------ RECORDS PROVIDED ------

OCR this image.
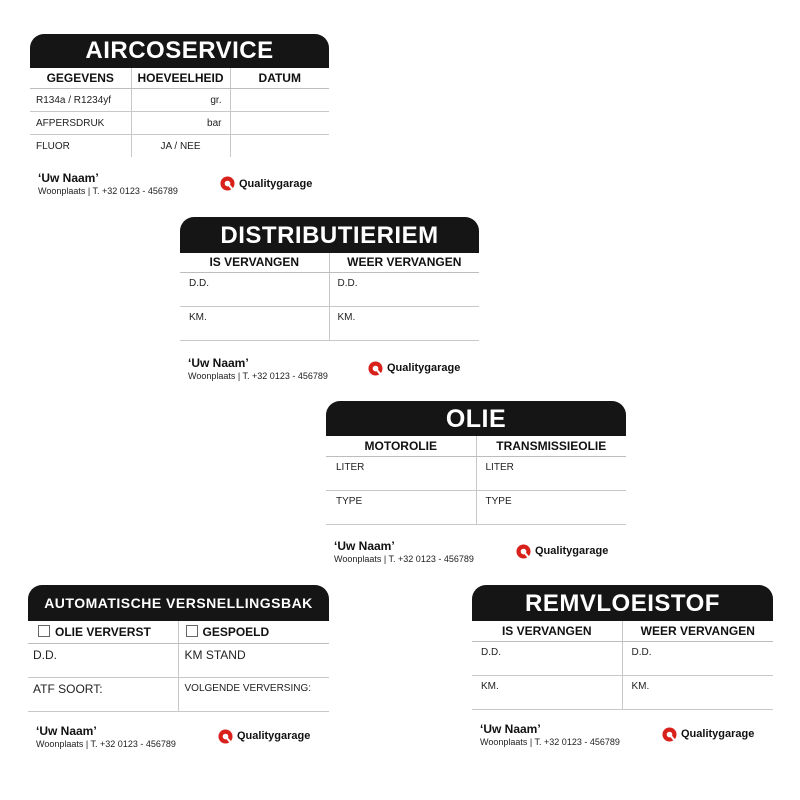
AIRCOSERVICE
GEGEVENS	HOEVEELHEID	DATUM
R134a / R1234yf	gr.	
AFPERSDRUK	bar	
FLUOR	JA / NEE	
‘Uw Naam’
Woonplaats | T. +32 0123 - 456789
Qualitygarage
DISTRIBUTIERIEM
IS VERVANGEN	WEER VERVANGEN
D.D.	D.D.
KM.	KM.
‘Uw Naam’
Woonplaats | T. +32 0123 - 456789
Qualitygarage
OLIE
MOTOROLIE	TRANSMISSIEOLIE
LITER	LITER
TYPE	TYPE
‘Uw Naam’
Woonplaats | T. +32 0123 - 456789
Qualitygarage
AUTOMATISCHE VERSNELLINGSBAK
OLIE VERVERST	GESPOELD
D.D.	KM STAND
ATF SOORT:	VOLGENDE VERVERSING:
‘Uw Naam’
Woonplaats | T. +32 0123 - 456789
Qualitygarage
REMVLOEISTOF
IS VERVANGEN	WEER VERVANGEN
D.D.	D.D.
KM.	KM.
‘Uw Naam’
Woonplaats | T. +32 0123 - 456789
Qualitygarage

------

_REQUIREMENTS_
The pictures in the entries should be left out; output everything else exactly.

_RESULT FOR THIS TASK_
OCR this image.
AIRCOSERVICE
GEGEVENS	HOEVEELHEID	DATUM
R134a / R1234yf	gr.	
AFPERSDRUK	bar	
FLUOR	JA / NEE	
‘Uw Naam’
Woonplaats | T. +32 0123 - 456789
Qualitygarage
DISTRIBUTIERIEM
IS VERVANGEN	WEER VERVANGEN
D.D.	D.D.
KM.	KM.
‘Uw Naam’
Woonplaats | T. +32 0123 - 456789
Qualitygarage
OLIE
MOTOROLIE	TRANSMISSIEOLIE
LITER	LITER
TYPE	TYPE
‘Uw Naam’
Woonplaats | T. +32 0123 - 456789
Qualitygarage
AUTOMATISCHE VERSNELLINGSBAK
OLIE VERVERST	GESPOELD
D.D.	KM STAND
ATF SOORT:	VOLGENDE VERVERSING:
‘Uw Naam’
Woonplaats | T. +32 0123 - 456789
Qualitygarage
REMVLOEISTOF
IS VERVANGEN	WEER VERVANGEN
D.D.	D.D.
KM.	KM.
‘Uw Naam’
Woonplaats | T. +32 0123 - 456789
Qualitygarage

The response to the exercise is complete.